- Collected data -
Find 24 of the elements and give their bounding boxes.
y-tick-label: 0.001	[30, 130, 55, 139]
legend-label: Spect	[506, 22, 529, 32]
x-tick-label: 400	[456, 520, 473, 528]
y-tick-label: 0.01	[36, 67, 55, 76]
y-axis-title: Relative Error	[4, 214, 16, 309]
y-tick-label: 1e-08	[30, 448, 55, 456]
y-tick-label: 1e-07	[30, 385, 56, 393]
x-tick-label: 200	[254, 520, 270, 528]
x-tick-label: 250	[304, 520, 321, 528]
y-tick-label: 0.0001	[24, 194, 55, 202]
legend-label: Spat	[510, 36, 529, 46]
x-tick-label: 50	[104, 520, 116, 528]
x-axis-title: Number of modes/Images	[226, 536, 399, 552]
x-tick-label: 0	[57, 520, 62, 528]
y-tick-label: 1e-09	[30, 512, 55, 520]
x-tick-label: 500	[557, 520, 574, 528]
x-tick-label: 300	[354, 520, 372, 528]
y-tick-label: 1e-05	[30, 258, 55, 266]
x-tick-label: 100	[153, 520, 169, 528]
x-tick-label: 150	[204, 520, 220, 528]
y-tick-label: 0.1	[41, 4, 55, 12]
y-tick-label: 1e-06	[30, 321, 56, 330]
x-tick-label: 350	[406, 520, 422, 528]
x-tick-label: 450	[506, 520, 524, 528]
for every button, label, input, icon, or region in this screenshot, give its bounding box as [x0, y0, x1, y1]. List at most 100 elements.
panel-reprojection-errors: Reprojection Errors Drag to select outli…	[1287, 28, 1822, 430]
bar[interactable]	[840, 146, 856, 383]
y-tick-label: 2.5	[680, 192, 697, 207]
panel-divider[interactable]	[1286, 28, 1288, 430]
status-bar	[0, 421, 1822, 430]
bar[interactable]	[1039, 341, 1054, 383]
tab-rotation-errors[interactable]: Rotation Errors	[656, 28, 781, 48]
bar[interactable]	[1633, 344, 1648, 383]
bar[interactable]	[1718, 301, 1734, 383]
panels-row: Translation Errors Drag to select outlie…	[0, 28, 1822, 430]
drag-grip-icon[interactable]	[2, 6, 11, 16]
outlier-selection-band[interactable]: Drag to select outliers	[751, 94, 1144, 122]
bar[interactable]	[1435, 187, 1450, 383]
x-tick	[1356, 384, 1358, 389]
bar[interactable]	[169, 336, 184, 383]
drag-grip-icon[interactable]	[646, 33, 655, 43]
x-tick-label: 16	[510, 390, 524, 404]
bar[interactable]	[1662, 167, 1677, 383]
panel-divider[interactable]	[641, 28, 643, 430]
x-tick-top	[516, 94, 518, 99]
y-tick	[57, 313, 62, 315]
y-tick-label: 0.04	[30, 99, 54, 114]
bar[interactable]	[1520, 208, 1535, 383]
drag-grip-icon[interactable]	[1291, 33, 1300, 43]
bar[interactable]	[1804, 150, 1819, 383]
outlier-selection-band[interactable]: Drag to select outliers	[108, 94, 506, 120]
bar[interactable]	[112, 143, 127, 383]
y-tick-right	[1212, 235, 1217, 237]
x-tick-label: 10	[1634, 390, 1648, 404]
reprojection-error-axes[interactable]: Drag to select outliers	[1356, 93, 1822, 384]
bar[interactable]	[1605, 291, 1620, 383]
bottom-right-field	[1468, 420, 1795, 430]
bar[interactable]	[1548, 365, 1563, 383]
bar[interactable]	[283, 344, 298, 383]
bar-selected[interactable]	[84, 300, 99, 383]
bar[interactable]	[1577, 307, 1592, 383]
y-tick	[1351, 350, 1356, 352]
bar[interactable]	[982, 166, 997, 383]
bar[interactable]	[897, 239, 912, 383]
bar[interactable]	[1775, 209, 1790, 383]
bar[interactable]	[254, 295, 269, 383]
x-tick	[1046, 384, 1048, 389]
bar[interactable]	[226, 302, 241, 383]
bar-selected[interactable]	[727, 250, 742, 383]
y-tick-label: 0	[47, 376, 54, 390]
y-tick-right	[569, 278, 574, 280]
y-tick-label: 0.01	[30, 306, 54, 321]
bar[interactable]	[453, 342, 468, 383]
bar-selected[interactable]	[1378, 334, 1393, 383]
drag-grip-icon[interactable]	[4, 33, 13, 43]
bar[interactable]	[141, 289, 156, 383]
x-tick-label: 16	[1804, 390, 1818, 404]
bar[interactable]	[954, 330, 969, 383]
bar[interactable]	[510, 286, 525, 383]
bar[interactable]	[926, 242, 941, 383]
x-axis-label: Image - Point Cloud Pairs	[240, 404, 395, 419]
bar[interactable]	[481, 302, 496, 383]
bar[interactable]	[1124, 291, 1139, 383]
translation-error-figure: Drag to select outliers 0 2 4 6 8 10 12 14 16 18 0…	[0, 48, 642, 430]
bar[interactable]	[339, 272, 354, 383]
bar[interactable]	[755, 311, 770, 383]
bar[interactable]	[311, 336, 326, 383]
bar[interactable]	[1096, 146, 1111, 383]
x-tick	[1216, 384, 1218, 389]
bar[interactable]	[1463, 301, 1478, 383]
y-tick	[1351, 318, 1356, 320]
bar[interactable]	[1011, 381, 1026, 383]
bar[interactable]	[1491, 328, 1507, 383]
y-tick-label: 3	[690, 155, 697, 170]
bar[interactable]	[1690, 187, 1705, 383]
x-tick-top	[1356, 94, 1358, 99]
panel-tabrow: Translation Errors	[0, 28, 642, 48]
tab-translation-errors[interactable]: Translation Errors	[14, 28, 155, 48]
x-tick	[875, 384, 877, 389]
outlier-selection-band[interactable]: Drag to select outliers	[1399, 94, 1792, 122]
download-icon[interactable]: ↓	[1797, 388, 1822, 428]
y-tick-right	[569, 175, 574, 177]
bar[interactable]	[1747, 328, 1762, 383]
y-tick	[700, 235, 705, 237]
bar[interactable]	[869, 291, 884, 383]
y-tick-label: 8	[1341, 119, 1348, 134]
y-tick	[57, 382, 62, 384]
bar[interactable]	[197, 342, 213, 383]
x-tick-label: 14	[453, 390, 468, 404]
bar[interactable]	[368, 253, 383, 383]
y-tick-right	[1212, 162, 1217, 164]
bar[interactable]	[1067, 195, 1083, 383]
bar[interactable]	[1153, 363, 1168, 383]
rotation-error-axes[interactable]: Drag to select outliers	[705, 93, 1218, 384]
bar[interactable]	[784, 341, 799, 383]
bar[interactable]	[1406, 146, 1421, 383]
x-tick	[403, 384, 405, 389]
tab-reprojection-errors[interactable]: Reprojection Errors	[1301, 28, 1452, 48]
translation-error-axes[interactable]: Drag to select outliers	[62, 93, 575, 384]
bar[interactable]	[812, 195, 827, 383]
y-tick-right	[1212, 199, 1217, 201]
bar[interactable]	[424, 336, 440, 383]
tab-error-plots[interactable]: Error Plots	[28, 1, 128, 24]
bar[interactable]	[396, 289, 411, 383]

- DIRECTIVE -
Copy every one of the records above without any alteration.

- THE RESULT -
Find 24 of the elements and give their bounding boxes.
y-tick-label: 0.001	[30, 130, 55, 139]
legend-label: Spect	[506, 22, 529, 32]
x-tick-label: 400	[456, 520, 473, 528]
y-tick-label: 0.01	[36, 67, 55, 76]
y-axis-title: Relative Error	[4, 214, 16, 309]
y-tick-label: 1e-08	[30, 448, 55, 456]
y-tick-label: 1e-07	[30, 385, 56, 393]
x-tick-label: 200	[254, 520, 270, 528]
x-tick-label: 250	[304, 520, 321, 528]
y-tick-label: 0.0001	[24, 194, 55, 202]
legend-label: Spat	[510, 36, 529, 46]
x-tick-label: 50	[104, 520, 116, 528]
x-axis-title: Number of modes/Images	[226, 536, 399, 552]
x-tick-label: 0	[57, 520, 62, 528]
y-tick-label: 1e-09	[30, 512, 55, 520]
x-tick-label: 500	[557, 520, 574, 528]
x-tick-label: 300	[354, 520, 372, 528]
y-tick-label: 1e-05	[30, 258, 55, 266]
x-tick-label: 100	[153, 520, 169, 528]
x-tick-label: 150	[204, 520, 220, 528]
y-tick-label: 0.1	[41, 4, 55, 12]
y-tick-label: 1e-06	[30, 321, 56, 330]
x-tick-label: 350	[406, 520, 422, 528]
x-tick-label: 450	[506, 520, 524, 528]
for every button, label, input, icon, or region in this screenshot, give its bounding box as [x0, y0, x1, y1]. List at most 100 elements.
panel-reprojection-errors: Reprojection Errors Drag to select outli…	[1287, 28, 1822, 430]
bar[interactable]	[840, 146, 856, 383]
y-tick-label: 2.5	[680, 192, 697, 207]
panel-divider[interactable]	[1286, 28, 1288, 430]
status-bar	[0, 421, 1822, 430]
bar[interactable]	[1039, 341, 1054, 383]
tab-rotation-errors[interactable]: Rotation Errors	[656, 28, 781, 48]
bar[interactable]	[1633, 344, 1648, 383]
bar[interactable]	[1718, 301, 1734, 383]
panels-row: Translation Errors Drag to select outlie…	[0, 28, 1822, 430]
drag-grip-icon[interactable]	[2, 6, 11, 16]
outlier-selection-band[interactable]: Drag to select outliers	[751, 94, 1144, 122]
bar[interactable]	[1435, 187, 1450, 383]
x-tick	[1356, 384, 1358, 389]
bar[interactable]	[169, 336, 184, 383]
drag-grip-icon[interactable]	[646, 33, 655, 43]
x-tick-label: 16	[510, 390, 524, 404]
bar[interactable]	[1662, 167, 1677, 383]
panel-divider[interactable]	[641, 28, 643, 430]
x-tick-top	[516, 94, 518, 99]
y-tick	[57, 313, 62, 315]
y-tick-label: 0.04	[30, 99, 54, 114]
bar[interactable]	[1520, 208, 1535, 383]
drag-grip-icon[interactable]	[1291, 33, 1300, 43]
bar[interactable]	[1804, 150, 1819, 383]
outlier-selection-band[interactable]: Drag to select outliers	[108, 94, 506, 120]
bar[interactable]	[112, 143, 127, 383]
y-tick-right	[1212, 235, 1217, 237]
x-tick-label: 10	[1634, 390, 1648, 404]
reprojection-error-axes[interactable]: Drag to select outliers	[1356, 93, 1822, 384]
bar[interactable]	[1605, 291, 1620, 383]
bottom-right-field	[1468, 420, 1795, 430]
bar[interactable]	[1548, 365, 1563, 383]
bar[interactable]	[283, 344, 298, 383]
bar-selected[interactable]	[84, 300, 99, 383]
bar[interactable]	[1577, 307, 1592, 383]
y-tick	[1351, 350, 1356, 352]
bar[interactable]	[982, 166, 997, 383]
bar[interactable]	[897, 239, 912, 383]
bar[interactable]	[1775, 209, 1790, 383]
bar[interactable]	[254, 295, 269, 383]
x-tick	[1046, 384, 1048, 389]
bar[interactable]	[226, 302, 241, 383]
bar-selected[interactable]	[727, 250, 742, 383]
y-tick-label: 0	[47, 376, 54, 390]
y-tick-right	[569, 278, 574, 280]
y-tick-label: 0.01	[30, 306, 54, 321]
bar[interactable]	[453, 342, 468, 383]
bar-selected[interactable]	[1378, 334, 1393, 383]
drag-grip-icon[interactable]	[4, 33, 13, 43]
bar[interactable]	[141, 289, 156, 383]
x-tick-label: 16	[1804, 390, 1818, 404]
bar[interactable]	[954, 330, 969, 383]
bar[interactable]	[510, 286, 525, 383]
bar[interactable]	[926, 242, 941, 383]
x-axis-label: Image - Point Cloud Pairs	[240, 404, 395, 419]
bar[interactable]	[481, 302, 496, 383]
bar[interactable]	[1124, 291, 1139, 383]
translation-error-figure: Drag to select outliers 0 2 4 6 8 10 12 14 16 18 0…	[0, 48, 642, 430]
bar[interactable]	[339, 272, 354, 383]
bar[interactable]	[755, 311, 770, 383]
bar[interactable]	[311, 336, 326, 383]
bar[interactable]	[1096, 146, 1111, 383]
x-tick	[1216, 384, 1218, 389]
bar[interactable]	[1463, 301, 1478, 383]
y-tick	[1351, 318, 1356, 320]
bar[interactable]	[1011, 381, 1026, 383]
bar[interactable]	[1491, 328, 1507, 383]
y-tick-label: 3	[690, 155, 697, 170]
bar[interactable]	[1690, 187, 1705, 383]
x-tick-top	[1356, 94, 1358, 99]
panel-tabrow: Translation Errors	[0, 28, 642, 48]
tab-translation-errors[interactable]: Translation Errors	[14, 28, 155, 48]
x-tick	[875, 384, 877, 389]
outlier-selection-band[interactable]: Drag to select outliers	[1399, 94, 1792, 122]
download-icon[interactable]: ↓	[1797, 388, 1822, 428]
y-tick-right	[569, 175, 574, 177]
bar[interactable]	[1747, 328, 1762, 383]
y-tick	[700, 235, 705, 237]
bar[interactable]	[869, 291, 884, 383]
y-tick-label: 8	[1341, 119, 1348, 134]
y-tick	[57, 382, 62, 384]
bar[interactable]	[197, 342, 213, 383]
x-tick-label: 14	[453, 390, 468, 404]
bar[interactable]	[368, 253, 383, 383]
y-tick-right	[1212, 162, 1217, 164]
bar[interactable]	[1067, 195, 1083, 383]
bar[interactable]	[1153, 363, 1168, 383]
rotation-error-axes[interactable]: Drag to select outliers	[705, 93, 1218, 384]
bar[interactable]	[784, 341, 799, 383]
bar[interactable]	[1406, 146, 1421, 383]
x-tick	[403, 384, 405, 389]
tab-reprojection-errors[interactable]: Reprojection Errors	[1301, 28, 1452, 48]
translation-error-axes[interactable]: Drag to select outliers	[62, 93, 575, 384]
bar[interactable]	[812, 195, 827, 383]
y-tick-right	[1212, 199, 1217, 201]
bar[interactable]	[424, 336, 440, 383]
tab-error-plots[interactable]: Error Plots	[28, 1, 128, 24]
bar[interactable]	[396, 289, 411, 383]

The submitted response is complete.